### [GIVEN TASK]
The complete listing should be restated exactly.

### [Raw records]
________________

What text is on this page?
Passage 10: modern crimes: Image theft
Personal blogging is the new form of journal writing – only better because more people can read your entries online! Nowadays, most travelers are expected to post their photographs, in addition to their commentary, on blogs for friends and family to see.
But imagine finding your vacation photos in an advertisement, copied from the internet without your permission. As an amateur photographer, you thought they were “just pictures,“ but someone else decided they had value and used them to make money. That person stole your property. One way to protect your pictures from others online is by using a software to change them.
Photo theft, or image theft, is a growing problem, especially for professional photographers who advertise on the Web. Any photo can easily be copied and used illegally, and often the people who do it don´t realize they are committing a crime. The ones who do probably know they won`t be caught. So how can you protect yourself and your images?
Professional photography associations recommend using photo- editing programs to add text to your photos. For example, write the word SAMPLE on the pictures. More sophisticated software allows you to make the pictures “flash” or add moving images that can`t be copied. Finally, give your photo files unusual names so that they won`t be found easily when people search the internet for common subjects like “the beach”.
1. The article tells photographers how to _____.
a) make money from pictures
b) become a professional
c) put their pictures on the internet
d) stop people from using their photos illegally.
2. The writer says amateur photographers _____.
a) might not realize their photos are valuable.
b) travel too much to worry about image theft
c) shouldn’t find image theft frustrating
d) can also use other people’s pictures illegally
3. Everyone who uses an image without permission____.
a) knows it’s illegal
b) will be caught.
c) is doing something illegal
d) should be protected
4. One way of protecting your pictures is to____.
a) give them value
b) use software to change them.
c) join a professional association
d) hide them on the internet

________________

### [WORKED SOLUTION]
What text is on this page?
Passage 10: modern crimes: Image theft
Personal blogging is the new form of journal writing – only better because more people can read your entries online! Nowadays, most travelers are expected to post their photographs, in addition to their commentary, on blogs for friends and family to see.
But imagine finding your vacation photos in an advertisement, copied from the internet without your permission. As an amateur photographer, you thought they were “just pictures,“ but someone else decided they had value and used them to make money. That person stole your property. One way to protect your pictures from others online is by using a software to change them.
Photo theft, or image theft, is a growing problem, especially for professional photographers who advertise on the Web. Any photo can easily be copied and used illegally, and often the people who do it don´t realize they are committing a crime. The ones who do probably know they won`t be caught. So how can you protect yourself and your images?
Professional photography associations recommend using photo- editing programs to add text to your photos. For example, write the word SAMPLE on the pictures. More sophisticated software allows you to make the pictures “flash” or add moving images that can`t be copied. Finally, give your photo files unusual names so that they won`t be found easily when people search the internet for common subjects like “the beach”.
1. The article tells photographers how to _____.
a) make money from pictures
b) become a professional
c) put their pictures on the internet
d) stop people from using their photos illegally.
2. The writer says amateur photographers _____.
a) might not realize their photos are valuable.
b) travel too much to worry about image theft
c) shouldn’t find image theft frustrating
d) can also use other people’s pictures illegally
3. Everyone who uses an image without permission____.
a) knows it’s illegal
b) will be caught.
c) is doing something illegal
d) should be protected
4. One way of protecting your pictures is to____.
a) give them value
b) use software to change them.
c) join a professional association
d) hide them on the internet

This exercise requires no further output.